## Task details
Copy every line of the entries below character for character, without changing anything.

## Provided material
___

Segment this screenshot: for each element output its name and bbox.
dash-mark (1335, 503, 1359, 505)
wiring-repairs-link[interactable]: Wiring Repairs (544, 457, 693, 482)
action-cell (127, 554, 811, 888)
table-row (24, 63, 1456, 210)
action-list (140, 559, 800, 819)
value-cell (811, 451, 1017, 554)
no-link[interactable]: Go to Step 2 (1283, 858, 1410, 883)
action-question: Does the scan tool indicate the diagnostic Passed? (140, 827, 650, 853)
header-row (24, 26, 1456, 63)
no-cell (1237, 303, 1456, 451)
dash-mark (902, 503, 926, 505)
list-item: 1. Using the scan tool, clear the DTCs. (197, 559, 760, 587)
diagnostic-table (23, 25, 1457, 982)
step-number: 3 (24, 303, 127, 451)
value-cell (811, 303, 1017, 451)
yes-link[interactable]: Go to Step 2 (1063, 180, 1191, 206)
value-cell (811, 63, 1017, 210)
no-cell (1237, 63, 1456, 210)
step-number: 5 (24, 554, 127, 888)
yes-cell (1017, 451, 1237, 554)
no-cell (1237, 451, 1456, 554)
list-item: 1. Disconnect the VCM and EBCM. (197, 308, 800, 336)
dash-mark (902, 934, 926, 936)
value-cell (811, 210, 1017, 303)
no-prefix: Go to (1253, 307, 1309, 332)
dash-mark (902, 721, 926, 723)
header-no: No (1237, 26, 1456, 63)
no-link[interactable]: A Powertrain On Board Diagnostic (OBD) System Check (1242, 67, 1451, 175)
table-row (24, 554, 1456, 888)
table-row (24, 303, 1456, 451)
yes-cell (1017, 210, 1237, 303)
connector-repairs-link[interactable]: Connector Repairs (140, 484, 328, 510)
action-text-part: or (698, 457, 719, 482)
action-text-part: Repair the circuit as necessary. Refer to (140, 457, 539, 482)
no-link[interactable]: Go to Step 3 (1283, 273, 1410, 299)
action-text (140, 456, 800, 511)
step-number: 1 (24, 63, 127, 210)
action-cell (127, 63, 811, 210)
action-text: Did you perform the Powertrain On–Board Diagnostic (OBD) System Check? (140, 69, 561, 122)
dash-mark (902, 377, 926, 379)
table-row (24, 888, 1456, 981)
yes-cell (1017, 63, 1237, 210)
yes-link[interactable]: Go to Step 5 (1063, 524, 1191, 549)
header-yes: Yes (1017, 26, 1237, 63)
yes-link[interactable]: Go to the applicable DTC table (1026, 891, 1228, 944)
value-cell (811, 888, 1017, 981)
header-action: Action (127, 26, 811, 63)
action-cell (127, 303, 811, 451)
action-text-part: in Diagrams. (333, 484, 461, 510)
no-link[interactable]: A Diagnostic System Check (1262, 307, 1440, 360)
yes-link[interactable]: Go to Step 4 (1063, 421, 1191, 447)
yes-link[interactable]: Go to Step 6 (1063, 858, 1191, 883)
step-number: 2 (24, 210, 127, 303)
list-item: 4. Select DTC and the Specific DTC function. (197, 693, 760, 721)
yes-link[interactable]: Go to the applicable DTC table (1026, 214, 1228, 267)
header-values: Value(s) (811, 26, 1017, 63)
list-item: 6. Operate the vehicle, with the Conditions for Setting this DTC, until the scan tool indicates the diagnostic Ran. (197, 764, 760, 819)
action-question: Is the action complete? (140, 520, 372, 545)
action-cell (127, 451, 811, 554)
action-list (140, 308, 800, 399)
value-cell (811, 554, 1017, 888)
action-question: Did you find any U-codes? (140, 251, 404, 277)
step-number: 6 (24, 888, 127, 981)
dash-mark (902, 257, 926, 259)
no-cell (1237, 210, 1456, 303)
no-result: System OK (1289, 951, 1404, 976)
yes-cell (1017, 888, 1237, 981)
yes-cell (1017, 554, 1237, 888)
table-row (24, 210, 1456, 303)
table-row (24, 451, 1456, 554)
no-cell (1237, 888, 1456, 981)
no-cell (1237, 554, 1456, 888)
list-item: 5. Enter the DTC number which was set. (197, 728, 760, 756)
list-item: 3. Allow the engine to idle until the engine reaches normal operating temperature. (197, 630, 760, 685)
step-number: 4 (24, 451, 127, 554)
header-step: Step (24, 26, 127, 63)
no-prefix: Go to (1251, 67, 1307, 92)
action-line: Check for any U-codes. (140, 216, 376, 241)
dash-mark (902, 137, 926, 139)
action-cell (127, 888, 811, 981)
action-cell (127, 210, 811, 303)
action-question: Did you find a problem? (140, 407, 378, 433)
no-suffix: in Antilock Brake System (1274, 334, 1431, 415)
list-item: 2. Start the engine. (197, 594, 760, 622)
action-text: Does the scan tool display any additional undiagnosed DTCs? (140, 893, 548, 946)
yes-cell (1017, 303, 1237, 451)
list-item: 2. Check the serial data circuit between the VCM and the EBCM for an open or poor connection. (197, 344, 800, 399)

___

## Full answer
Segment this screenshot: for each element output its name and bbox.
dash-mark (1335, 503, 1359, 505)
wiring-repairs-link[interactable]: Wiring Repairs (544, 457, 693, 482)
action-cell (127, 554, 811, 888)
table-row (24, 63, 1456, 210)
action-list (140, 559, 800, 819)
value-cell (811, 451, 1017, 554)
no-link[interactable]: Go to Step 2 (1283, 858, 1410, 883)
action-question: Does the scan tool indicate the diagnostic Passed? (140, 827, 650, 853)
header-row (24, 26, 1456, 63)
no-cell (1237, 303, 1456, 451)
dash-mark (902, 503, 926, 505)
list-item: 1. Using the scan tool, clear the DTCs. (197, 559, 760, 587)
diagnostic-table (23, 25, 1457, 982)
step-number: 3 (24, 303, 127, 451)
value-cell (811, 303, 1017, 451)
yes-link[interactable]: Go to Step 2 (1063, 180, 1191, 206)
value-cell (811, 63, 1017, 210)
no-cell (1237, 63, 1456, 210)
step-number: 5 (24, 554, 127, 888)
yes-cell (1017, 451, 1237, 554)
no-cell (1237, 451, 1456, 554)
list-item: 1. Disconnect the VCM and EBCM. (197, 308, 800, 336)
dash-mark (902, 934, 926, 936)
value-cell (811, 210, 1017, 303)
no-prefix: Go to (1253, 307, 1309, 332)
dash-mark (902, 721, 926, 723)
header-no: No (1237, 26, 1456, 63)
no-link[interactable]: A Powertrain On Board Diagnostic (OBD) System Check (1242, 67, 1451, 175)
table-row (24, 554, 1456, 888)
table-row (24, 303, 1456, 451)
yes-cell (1017, 210, 1237, 303)
connector-repairs-link[interactable]: Connector Repairs (140, 484, 328, 510)
action-text-part: or (698, 457, 719, 482)
action-text-part: Repair the circuit as necessary. Refer to (140, 457, 539, 482)
no-link[interactable]: Go to Step 3 (1283, 273, 1410, 299)
action-text (140, 456, 800, 511)
step-number: 1 (24, 63, 127, 210)
action-cell (127, 63, 811, 210)
action-text: Did you perform the Powertrain On–Board Diagnostic (OBD) System Check? (140, 69, 561, 122)
dash-mark (902, 377, 926, 379)
table-row (24, 888, 1456, 981)
yes-cell (1017, 63, 1237, 210)
yes-link[interactable]: Go to Step 5 (1063, 524, 1191, 549)
header-yes: Yes (1017, 26, 1237, 63)
yes-link[interactable]: Go to the applicable DTC table (1026, 891, 1228, 944)
value-cell (811, 888, 1017, 981)
header-action: Action (127, 26, 811, 63)
action-cell (127, 303, 811, 451)
action-text-part: in Diagrams. (333, 484, 461, 510)
no-link[interactable]: A Diagnostic System Check (1262, 307, 1440, 360)
yes-link[interactable]: Go to Step 4 (1063, 421, 1191, 447)
yes-link[interactable]: Go to Step 6 (1063, 858, 1191, 883)
step-number: 2 (24, 210, 127, 303)
list-item: 4. Select DTC and the Specific DTC function. (197, 693, 760, 721)
yes-link[interactable]: Go to the applicable DTC table (1026, 214, 1228, 267)
header-values: Value(s) (811, 26, 1017, 63)
list-item: 6. Operate the vehicle, with the Conditions for Setting this DTC, until the scan tool indicates the diagnostic Ran. (197, 764, 760, 819)
action-question: Is the action complete? (140, 520, 372, 545)
action-cell (127, 451, 811, 554)
action-list (140, 308, 800, 399)
value-cell (811, 554, 1017, 888)
action-question: Did you find any U-codes? (140, 251, 404, 277)
step-number: 6 (24, 888, 127, 981)
dash-mark (902, 257, 926, 259)
no-cell (1237, 210, 1456, 303)
no-result: System OK (1289, 951, 1404, 976)
yes-cell (1017, 888, 1237, 981)
yes-cell (1017, 554, 1237, 888)
table-row (24, 210, 1456, 303)
table-row (24, 451, 1456, 554)
no-cell (1237, 888, 1456, 981)
no-cell (1237, 554, 1456, 888)
list-item: 5. Enter the DTC number which was set. (197, 728, 760, 756)
list-item: 3. Allow the engine to idle until the engine reaches normal operating temperature. (197, 630, 760, 685)
step-number: 4 (24, 451, 127, 554)
header-step: Step (24, 26, 127, 63)
no-prefix: Go to (1251, 67, 1307, 92)
action-line: Check for any U-codes. (140, 216, 376, 241)
dash-mark (902, 137, 926, 139)
action-cell (127, 888, 811, 981)
action-cell (127, 210, 811, 303)
action-question: Did you find a problem? (140, 407, 378, 433)
no-suffix: in Antilock Brake System (1274, 334, 1431, 415)
list-item: 2. Start the engine. (197, 594, 760, 622)
action-text: Does the scan tool display any additional undiagnosed DTCs? (140, 893, 548, 946)
yes-cell (1017, 303, 1237, 451)
list-item: 2. Check the serial data circuit between the VCM and the EBCM for an open or poor connection. (197, 344, 800, 399)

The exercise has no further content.